Write out the complete material exactly as it stands.

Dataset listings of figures
-- start --

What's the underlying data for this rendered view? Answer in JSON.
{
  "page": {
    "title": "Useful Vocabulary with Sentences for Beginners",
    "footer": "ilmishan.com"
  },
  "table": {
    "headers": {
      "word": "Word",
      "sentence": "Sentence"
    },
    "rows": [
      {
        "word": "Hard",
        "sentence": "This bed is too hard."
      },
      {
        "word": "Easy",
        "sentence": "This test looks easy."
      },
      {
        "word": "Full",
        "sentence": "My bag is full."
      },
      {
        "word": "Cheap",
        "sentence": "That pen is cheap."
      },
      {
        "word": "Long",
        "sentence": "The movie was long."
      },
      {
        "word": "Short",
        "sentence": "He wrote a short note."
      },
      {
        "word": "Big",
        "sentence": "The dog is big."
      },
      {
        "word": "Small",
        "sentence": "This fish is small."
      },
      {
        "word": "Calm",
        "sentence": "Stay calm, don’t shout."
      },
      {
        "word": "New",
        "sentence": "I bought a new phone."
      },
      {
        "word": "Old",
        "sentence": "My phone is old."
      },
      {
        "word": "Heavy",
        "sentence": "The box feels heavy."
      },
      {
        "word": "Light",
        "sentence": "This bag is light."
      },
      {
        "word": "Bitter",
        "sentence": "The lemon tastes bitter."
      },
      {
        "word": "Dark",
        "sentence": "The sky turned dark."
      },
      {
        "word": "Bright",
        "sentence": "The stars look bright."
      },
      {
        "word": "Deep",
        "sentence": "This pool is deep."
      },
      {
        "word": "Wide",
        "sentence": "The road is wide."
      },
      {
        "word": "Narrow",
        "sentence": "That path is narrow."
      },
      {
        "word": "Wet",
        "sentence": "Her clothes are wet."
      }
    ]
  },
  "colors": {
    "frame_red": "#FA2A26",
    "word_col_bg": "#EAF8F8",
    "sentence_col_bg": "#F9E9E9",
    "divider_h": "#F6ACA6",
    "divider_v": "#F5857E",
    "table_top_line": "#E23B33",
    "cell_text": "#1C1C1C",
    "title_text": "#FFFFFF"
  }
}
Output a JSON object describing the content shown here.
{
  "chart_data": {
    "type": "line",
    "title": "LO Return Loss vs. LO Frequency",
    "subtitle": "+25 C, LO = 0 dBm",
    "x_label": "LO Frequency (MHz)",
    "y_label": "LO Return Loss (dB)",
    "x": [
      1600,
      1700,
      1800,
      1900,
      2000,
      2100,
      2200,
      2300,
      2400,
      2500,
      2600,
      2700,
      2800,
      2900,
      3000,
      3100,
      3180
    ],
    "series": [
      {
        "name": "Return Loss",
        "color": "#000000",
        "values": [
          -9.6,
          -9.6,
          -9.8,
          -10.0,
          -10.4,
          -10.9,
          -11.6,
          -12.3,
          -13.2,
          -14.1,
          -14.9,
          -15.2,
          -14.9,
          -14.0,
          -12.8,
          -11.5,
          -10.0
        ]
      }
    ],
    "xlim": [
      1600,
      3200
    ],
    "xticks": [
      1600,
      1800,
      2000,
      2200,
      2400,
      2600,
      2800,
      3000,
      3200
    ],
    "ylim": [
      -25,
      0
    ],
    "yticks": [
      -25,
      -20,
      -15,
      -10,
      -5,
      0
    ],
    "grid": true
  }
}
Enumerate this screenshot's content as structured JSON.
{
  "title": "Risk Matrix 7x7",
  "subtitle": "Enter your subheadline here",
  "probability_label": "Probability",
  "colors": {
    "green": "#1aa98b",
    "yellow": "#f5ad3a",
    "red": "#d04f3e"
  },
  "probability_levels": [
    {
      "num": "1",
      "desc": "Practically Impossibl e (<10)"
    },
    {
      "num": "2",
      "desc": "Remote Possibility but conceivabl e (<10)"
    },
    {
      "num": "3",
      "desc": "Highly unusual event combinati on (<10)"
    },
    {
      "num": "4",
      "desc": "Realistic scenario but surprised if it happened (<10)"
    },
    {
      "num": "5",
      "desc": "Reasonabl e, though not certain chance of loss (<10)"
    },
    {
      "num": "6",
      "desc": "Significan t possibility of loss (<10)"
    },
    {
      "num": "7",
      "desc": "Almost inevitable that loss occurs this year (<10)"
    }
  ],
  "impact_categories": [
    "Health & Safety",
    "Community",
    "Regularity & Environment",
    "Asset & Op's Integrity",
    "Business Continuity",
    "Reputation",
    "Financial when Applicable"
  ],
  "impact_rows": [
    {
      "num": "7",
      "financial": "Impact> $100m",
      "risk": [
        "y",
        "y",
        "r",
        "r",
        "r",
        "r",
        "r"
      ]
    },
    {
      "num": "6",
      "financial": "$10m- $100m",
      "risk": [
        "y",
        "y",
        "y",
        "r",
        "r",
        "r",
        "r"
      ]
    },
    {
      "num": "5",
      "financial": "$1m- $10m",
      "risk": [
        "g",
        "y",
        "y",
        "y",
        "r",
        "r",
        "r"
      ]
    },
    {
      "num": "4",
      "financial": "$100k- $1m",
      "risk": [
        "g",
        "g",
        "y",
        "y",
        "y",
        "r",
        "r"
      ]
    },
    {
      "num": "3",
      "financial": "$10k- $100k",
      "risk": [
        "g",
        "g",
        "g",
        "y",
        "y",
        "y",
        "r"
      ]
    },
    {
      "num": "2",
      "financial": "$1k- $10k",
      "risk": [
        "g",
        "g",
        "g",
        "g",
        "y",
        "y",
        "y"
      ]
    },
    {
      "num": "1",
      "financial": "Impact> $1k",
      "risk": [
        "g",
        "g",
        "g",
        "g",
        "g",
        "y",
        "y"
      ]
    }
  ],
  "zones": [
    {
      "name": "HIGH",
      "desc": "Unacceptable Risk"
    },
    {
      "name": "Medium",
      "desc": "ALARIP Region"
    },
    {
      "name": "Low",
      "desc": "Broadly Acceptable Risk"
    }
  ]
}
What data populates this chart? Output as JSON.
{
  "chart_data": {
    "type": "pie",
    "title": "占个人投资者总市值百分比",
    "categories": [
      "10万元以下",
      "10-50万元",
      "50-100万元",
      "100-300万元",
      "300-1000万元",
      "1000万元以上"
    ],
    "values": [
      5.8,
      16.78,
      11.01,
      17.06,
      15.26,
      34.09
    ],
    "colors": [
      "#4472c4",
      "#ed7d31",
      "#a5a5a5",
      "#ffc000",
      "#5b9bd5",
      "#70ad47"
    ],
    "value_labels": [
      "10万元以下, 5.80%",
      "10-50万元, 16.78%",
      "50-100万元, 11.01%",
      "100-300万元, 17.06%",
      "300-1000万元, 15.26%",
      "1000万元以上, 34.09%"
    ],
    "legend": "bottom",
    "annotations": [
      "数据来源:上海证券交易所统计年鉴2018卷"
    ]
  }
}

-- end --

**Answer to this task**
What's the underlying data for this rendered view? Answer in JSON.
{
  "page": {
    "title": "Useful Vocabulary with Sentences for Beginners",
    "footer": "ilmishan.com"
  },
  "table": {
    "headers": {
      "word": "Word",
      "sentence": "Sentence"
    },
    "rows": [
      {
        "word": "Hard",
        "sentence": "This bed is too hard."
      },
      {
        "word": "Easy",
        "sentence": "This test looks easy."
      },
      {
        "word": "Full",
        "sentence": "My bag is full."
      },
      {
        "word": "Cheap",
        "sentence": "That pen is cheap."
      },
      {
        "word": "Long",
        "sentence": "The movie was long."
      },
      {
        "word": "Short",
        "sentence": "He wrote a short note."
      },
      {
        "word": "Big",
        "sentence": "The dog is big."
      },
      {
        "word": "Small",
        "sentence": "This fish is small."
      },
      {
        "word": "Calm",
        "sentence": "Stay calm, don’t shout."
      },
      {
        "word": "New",
        "sentence": "I bought a new phone."
      },
      {
        "word": "Old",
        "sentence": "My phone is old."
      },
      {
        "word": "Heavy",
        "sentence": "The box feels heavy."
      },
      {
        "word": "Light",
        "sentence": "This bag is light."
      },
      {
        "word": "Bitter",
        "sentence": "The lemon tastes bitter."
      },
      {
        "word": "Dark",
        "sentence": "The sky turned dark."
      },
      {
        "word": "Bright",
        "sentence": "The stars look bright."
      },
      {
        "word": "Deep",
        "sentence": "This pool is deep."
      },
      {
        "word": "Wide",
        "sentence": "The road is wide."
      },
      {
        "word": "Narrow",
        "sentence": "That path is narrow."
      },
      {
        "word": "Wet",
        "sentence": "Her clothes are wet."
      }
    ]
  },
  "colors": {
    "frame_red": "#FA2A26",
    "word_col_bg": "#EAF8F8",
    "sentence_col_bg": "#F9E9E9",
    "divider_h": "#F6ACA6",
    "divider_v": "#F5857E",
    "table_top_line": "#E23B33",
    "cell_text": "#1C1C1C",
    "title_text": "#FFFFFF"
  }
}
Output a JSON object describing the content shown here.
{
  "chart_data": {
    "type": "line",
    "title": "LO Return Loss vs. LO Frequency",
    "subtitle": "+25 C, LO = 0 dBm",
    "x_label": "LO Frequency (MHz)",
    "y_label": "LO Return Loss (dB)",
    "x": [
      1600,
      1700,
      1800,
      1900,
      2000,
      2100,
      2200,
      2300,
      2400,
      2500,
      2600,
      2700,
      2800,
      2900,
      3000,
      3100,
      3180
    ],
    "series": [
      {
        "name": "Return Loss",
        "color": "#000000",
        "values": [
          -9.6,
          -9.6,
          -9.8,
          -10.0,
          -10.4,
          -10.9,
          -11.6,
          -12.3,
          -13.2,
          -14.1,
          -14.9,
          -15.2,
          -14.9,
          -14.0,
          -12.8,
          -11.5,
          -10.0
        ]
      }
    ],
    "xlim": [
      1600,
      3200
    ],
    "xticks": [
      1600,
      1800,
      2000,
      2200,
      2400,
      2600,
      2800,
      3000,
      3200
    ],
    "ylim": [
      -25,
      0
    ],
    "yticks": [
      -25,
      -20,
      -15,
      -10,
      -5,
      0
    ],
    "grid": true
  }
}
Enumerate this screenshot's content as structured JSON.
{
  "title": "Risk Matrix 7x7",
  "subtitle": "Enter your subheadline here",
  "probability_label": "Probability",
  "colors": {
    "green": "#1aa98b",
    "yellow": "#f5ad3a",
    "red": "#d04f3e"
  },
  "probability_levels": [
    {
      "num": "1",
      "desc": "Practically Impossibl e (<10)"
    },
    {
      "num": "2",
      "desc": "Remote Possibility but conceivabl e (<10)"
    },
    {
      "num": "3",
      "desc": "Highly unusual event combinati on (<10)"
    },
    {
      "num": "4",
      "desc": "Realistic scenario but surprised if it happened (<10)"
    },
    {
      "num": "5",
      "desc": "Reasonabl e, though not certain chance of loss (<10)"
    },
    {
      "num": "6",
      "desc": "Significan t possibility of loss (<10)"
    },
    {
      "num": "7",
      "desc": "Almost inevitable that loss occurs this year (<10)"
    }
  ],
  "impact_categories": [
    "Health & Safety",
    "Community",
    "Regularity & Environment",
    "Asset & Op's Integrity",
    "Business Continuity",
    "Reputation",
    "Financial when Applicable"
  ],
  "impact_rows": [
    {
      "num": "7",
      "financial": "Impact> $100m",
      "risk": [
        "y",
        "y",
        "r",
        "r",
        "r",
        "r",
        "r"
      ]
    },
    {
      "num": "6",
      "financial": "$10m- $100m",
      "risk": [
        "y",
        "y",
        "y",
        "r",
        "r",
        "r",
        "r"
      ]
    },
    {
      "num": "5",
      "financial": "$1m- $10m",
      "risk": [
        "g",
        "y",
        "y",
        "y",
        "r",
        "r",
        "r"
      ]
    },
    {
      "num": "4",
      "financial": "$100k- $1m",
      "risk": [
        "g",
        "g",
        "y",
        "y",
        "y",
        "r",
        "r"
      ]
    },
    {
      "num": "3",
      "financial": "$10k- $100k",
      "risk": [
        "g",
        "g",
        "g",
        "y",
        "y",
        "y",
        "r"
      ]
    },
    {
      "num": "2",
      "financial": "$1k- $10k",
      "risk": [
        "g",
        "g",
        "g",
        "g",
        "y",
        "y",
        "y"
      ]
    },
    {
      "num": "1",
      "financial": "Impact> $1k",
      "risk": [
        "g",
        "g",
        "g",
        "g",
        "g",
        "y",
        "y"
      ]
    }
  ],
  "zones": [
    {
      "name": "HIGH",
      "desc": "Unacceptable Risk"
    },
    {
      "name": "Medium",
      "desc": "ALARIP Region"
    },
    {
      "name": "Low",
      "desc": "Broadly Acceptable Risk"
    }
  ]
}
What data populates this chart? Output as JSON.
{
  "chart_data": {
    "type": "pie",
    "title": "占个人投资者总市值百分比",
    "categories": [
      "10万元以下",
      "10-50万元",
      "50-100万元",
      "100-300万元",
      "300-1000万元",
      "1000万元以上"
    ],
    "values": [
      5.8,
      16.78,
      11.01,
      17.06,
      15.26,
      34.09
    ],
    "colors": [
      "#4472c4",
      "#ed7d31",
      "#a5a5a5",
      "#ffc000",
      "#5b9bd5",
      "#70ad47"
    ],
    "value_labels": [
      "10万元以下, 5.80%",
      "10-50万元, 16.78%",
      "50-100万元, 11.01%",
      "100-300万元, 17.06%",
      "300-1000万元, 15.26%",
      "1000万元以上, 34.09%"
    ],
    "legend": "bottom",
    "annotations": [
      "数据来源:上海证券交易所统计年鉴2018卷"
    ]
  }
}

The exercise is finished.